THE TASK: Copy out every record below exactly as written, but leave out any pictures.

INPUT MATERIAL:
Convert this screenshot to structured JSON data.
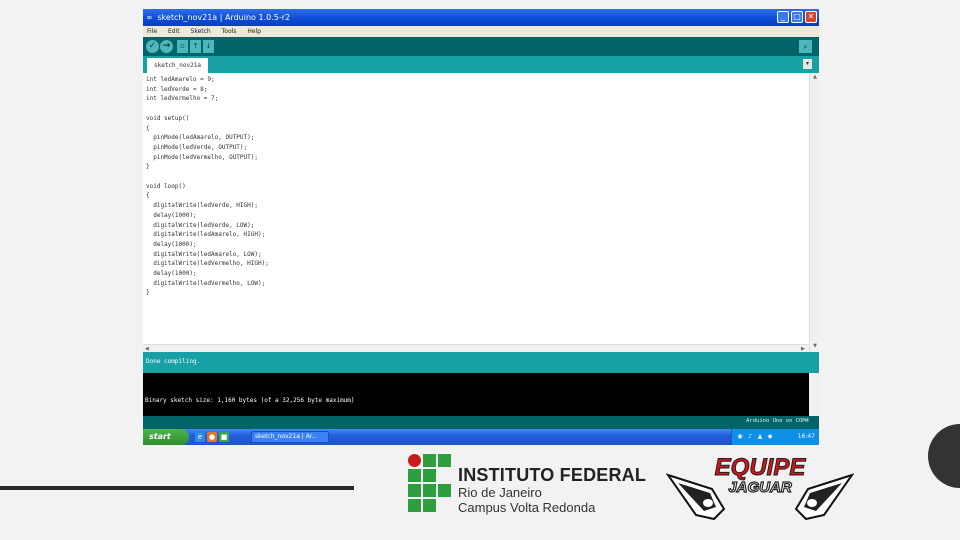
{
  "window": {
    "title_icon": "∞",
    "title": "sketch_nov21a | Arduino 1.0.5-r2",
    "minimize_glyph": "_",
    "maximize_glyph": "□",
    "close_glyph": "✕"
  },
  "menu": {
    "items": [
      "File",
      "Edit",
      "Sketch",
      "Tools",
      "Help"
    ]
  },
  "toolbar": {
    "verify_glyph": "✓",
    "upload_glyph": "→",
    "new_glyph": "▫",
    "open_glyph": "↑",
    "save_glyph": "↓",
    "serial_glyph": "⌕"
  },
  "tabs": {
    "active": "sketch_nov21a",
    "menu_glyph": "▾"
  },
  "editor": {
    "lines": [
      "int ledAmarelo = 9;",
      "int ledVerde = 8;",
      "int ledVermelho = 7;",
      "",
      "void setup()",
      "{",
      "  pinMode(ledAmarelo, OUTPUT);",
      "  pinMode(ledVerde, OUTPUT);",
      "  pinMode(ledVermelho, OUTPUT);",
      "}",
      "",
      "void loop()",
      "{",
      "  digitalWrite(ledVerde, HIGH);",
      "  delay(1000);",
      "  digitalWrite(ledVerde, LOW);",
      "  digitalWrite(ledAmarelo, HIGH);",
      "  delay(1000);",
      "  digitalWrite(ledAmarelo, LOW);",
      "  digitalWrite(ledVermelho, HIGH);",
      "  delay(1000);",
      "  digitalWrite(ledVermelho, LOW);",
      "}"
    ]
  },
  "status": {
    "message": "Done compiling."
  },
  "console": {
    "output": "Binary sketch size: 1,160 bytes (of a 32,256 byte maximum)"
  },
  "footer": {
    "board_info": "Arduino Uno on COM4"
  },
  "taskbar": {
    "start_label": "start",
    "task_label": "sketch_nov21a | Ar...",
    "clock": "16:47"
  },
  "logos": {
    "if_line1": "INSTITUTO FEDERAL",
    "if_line2": "Rio de Janeiro",
    "if_line3": "Campus Volta Redonda",
    "team_line1": "EQUIPE",
    "team_line2": "JAGUAR"
  },
  "colors": {
    "arduino_dark": "#006468",
    "arduino_teal": "#17a1a5",
    "if_green": "#2e9e3e",
    "if_red": "#c8191e",
    "jaguar_red": "#d1151b"
  }
}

SOLUTION FOR THIS EXERCISE:
Convert this screenshot to structured JSON data.
{
  "window": {
    "title_icon": "∞",
    "title": "sketch_nov21a | Arduino 1.0.5-r2",
    "minimize_glyph": "_",
    "maximize_glyph": "□",
    "close_glyph": "✕"
  },
  "menu": {
    "items": [
      "File",
      "Edit",
      "Sketch",
      "Tools",
      "Help"
    ]
  },
  "toolbar": {
    "verify_glyph": "✓",
    "upload_glyph": "→",
    "new_glyph": "▫",
    "open_glyph": "↑",
    "save_glyph": "↓",
    "serial_glyph": "⌕"
  },
  "tabs": {
    "active": "sketch_nov21a",
    "menu_glyph": "▾"
  },
  "editor": {
    "lines": [
      "int ledAmarelo = 9;",
      "int ledVerde = 8;",
      "int ledVermelho = 7;",
      "",
      "void setup()",
      "{",
      "  pinMode(ledAmarelo, OUTPUT);",
      "  pinMode(ledVerde, OUTPUT);",
      "  pinMode(ledVermelho, OUTPUT);",
      "}",
      "",
      "void loop()",
      "{",
      "  digitalWrite(ledVerde, HIGH);",
      "  delay(1000);",
      "  digitalWrite(ledVerde, LOW);",
      "  digitalWrite(ledAmarelo, HIGH);",
      "  delay(1000);",
      "  digitalWrite(ledAmarelo, LOW);",
      "  digitalWrite(ledVermelho, HIGH);",
      "  delay(1000);",
      "  digitalWrite(ledVermelho, LOW);",
      "}"
    ]
  },
  "status": {
    "message": "Done compiling."
  },
  "console": {
    "output": "Binary sketch size: 1,160 bytes (of a 32,256 byte maximum)"
  },
  "footer": {
    "board_info": "Arduino Uno on COM4"
  },
  "taskbar": {
    "start_label": "start",
    "task_label": "sketch_nov21a | Ar...",
    "clock": "16:47"
  },
  "logos": {
    "if_line1": "INSTITUTO FEDERAL",
    "if_line2": "Rio de Janeiro",
    "if_line3": "Campus Volta Redonda",
    "team_line1": "EQUIPE",
    "team_line2": "JAGUAR"
  },
  "colors": {
    "arduino_dark": "#006468",
    "arduino_teal": "#17a1a5",
    "if_green": "#2e9e3e",
    "if_red": "#c8191e",
    "jaguar_red": "#d1151b"
  }
}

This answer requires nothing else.